▶ [SET PROBLEM]:
Keep only the lines where "this" appears.

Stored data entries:
[Start]

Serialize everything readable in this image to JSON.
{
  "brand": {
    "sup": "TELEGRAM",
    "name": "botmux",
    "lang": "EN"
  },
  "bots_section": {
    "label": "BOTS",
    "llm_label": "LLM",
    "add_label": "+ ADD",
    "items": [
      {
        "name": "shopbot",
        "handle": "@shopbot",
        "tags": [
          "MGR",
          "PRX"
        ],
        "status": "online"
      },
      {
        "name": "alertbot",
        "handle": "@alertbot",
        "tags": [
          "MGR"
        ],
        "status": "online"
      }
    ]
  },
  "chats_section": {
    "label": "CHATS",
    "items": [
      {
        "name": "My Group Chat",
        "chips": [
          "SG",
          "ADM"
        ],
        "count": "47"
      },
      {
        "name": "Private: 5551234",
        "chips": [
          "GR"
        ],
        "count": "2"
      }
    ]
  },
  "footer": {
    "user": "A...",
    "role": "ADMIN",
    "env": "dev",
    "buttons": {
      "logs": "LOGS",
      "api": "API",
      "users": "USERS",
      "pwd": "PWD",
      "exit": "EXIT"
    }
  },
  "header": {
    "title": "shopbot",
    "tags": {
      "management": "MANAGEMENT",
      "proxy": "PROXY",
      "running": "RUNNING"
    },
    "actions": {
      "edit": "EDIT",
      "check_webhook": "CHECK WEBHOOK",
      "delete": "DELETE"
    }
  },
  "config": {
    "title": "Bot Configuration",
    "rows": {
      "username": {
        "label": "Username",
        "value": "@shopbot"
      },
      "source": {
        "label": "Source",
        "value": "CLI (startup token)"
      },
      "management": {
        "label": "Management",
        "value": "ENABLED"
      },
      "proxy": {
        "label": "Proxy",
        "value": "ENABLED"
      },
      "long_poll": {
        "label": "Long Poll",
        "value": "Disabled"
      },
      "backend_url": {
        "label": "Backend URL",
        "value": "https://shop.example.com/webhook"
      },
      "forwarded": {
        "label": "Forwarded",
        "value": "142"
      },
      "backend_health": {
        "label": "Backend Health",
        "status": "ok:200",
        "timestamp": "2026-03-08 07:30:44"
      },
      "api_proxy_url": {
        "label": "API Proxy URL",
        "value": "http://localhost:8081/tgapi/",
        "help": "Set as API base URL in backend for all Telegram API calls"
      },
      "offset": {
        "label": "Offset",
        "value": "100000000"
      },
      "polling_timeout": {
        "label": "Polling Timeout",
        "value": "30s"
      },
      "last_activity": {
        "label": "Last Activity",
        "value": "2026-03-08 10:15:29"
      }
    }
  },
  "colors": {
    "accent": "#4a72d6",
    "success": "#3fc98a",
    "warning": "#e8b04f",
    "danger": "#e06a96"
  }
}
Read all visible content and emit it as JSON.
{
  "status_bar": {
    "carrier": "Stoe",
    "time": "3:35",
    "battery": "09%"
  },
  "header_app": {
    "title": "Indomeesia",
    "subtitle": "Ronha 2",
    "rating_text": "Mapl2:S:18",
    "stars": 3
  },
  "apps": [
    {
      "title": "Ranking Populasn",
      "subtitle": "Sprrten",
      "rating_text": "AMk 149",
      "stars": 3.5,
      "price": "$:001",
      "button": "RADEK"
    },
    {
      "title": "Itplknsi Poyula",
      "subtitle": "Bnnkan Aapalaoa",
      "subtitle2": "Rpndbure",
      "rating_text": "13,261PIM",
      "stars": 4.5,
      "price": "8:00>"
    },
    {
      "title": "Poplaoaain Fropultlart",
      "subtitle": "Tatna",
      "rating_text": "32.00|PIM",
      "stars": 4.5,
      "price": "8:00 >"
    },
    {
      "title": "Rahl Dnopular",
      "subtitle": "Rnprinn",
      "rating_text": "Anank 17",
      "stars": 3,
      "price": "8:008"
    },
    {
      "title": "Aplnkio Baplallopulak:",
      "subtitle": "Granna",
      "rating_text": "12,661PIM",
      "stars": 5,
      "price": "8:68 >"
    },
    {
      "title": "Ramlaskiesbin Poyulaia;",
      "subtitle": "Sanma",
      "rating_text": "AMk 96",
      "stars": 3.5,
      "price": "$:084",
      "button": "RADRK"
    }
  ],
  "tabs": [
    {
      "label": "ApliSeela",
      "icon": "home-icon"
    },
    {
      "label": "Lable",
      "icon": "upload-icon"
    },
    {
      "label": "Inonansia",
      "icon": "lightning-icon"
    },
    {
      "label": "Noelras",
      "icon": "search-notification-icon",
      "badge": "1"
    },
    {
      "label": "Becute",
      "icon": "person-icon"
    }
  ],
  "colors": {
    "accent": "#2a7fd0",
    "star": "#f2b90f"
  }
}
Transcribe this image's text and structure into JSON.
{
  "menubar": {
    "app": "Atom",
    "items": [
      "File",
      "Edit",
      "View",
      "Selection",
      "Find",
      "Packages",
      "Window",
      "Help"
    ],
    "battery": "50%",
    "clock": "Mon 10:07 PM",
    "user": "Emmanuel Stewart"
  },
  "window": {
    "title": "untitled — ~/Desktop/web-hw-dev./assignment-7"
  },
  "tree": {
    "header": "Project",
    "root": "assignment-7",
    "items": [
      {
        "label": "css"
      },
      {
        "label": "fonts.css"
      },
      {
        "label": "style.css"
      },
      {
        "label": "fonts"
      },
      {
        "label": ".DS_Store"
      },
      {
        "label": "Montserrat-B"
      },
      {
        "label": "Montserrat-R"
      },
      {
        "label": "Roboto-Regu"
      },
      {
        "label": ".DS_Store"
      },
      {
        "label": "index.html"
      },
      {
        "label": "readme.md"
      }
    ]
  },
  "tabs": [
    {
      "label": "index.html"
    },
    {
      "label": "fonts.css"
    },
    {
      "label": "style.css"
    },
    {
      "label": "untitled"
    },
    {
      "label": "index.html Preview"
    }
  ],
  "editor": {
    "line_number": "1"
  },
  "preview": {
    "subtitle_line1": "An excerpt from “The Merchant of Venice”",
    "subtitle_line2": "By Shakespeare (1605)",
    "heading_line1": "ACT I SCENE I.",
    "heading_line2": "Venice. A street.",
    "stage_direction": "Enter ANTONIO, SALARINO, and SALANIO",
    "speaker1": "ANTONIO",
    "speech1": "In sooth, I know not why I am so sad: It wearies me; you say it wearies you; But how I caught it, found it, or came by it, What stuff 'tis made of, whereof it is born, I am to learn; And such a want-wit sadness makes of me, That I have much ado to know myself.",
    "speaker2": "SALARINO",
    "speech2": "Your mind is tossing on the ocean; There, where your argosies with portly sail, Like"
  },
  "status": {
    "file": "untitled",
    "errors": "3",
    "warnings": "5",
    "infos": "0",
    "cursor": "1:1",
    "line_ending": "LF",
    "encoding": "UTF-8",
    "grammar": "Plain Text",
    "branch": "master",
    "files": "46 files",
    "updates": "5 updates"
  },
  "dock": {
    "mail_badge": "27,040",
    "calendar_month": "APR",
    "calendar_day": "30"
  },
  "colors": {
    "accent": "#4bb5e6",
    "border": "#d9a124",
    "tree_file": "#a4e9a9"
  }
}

[End]

▶ [THE REPLY]:
Serialize everything readable in this image to JSON.
Transcribe this image's text and structure into JSON.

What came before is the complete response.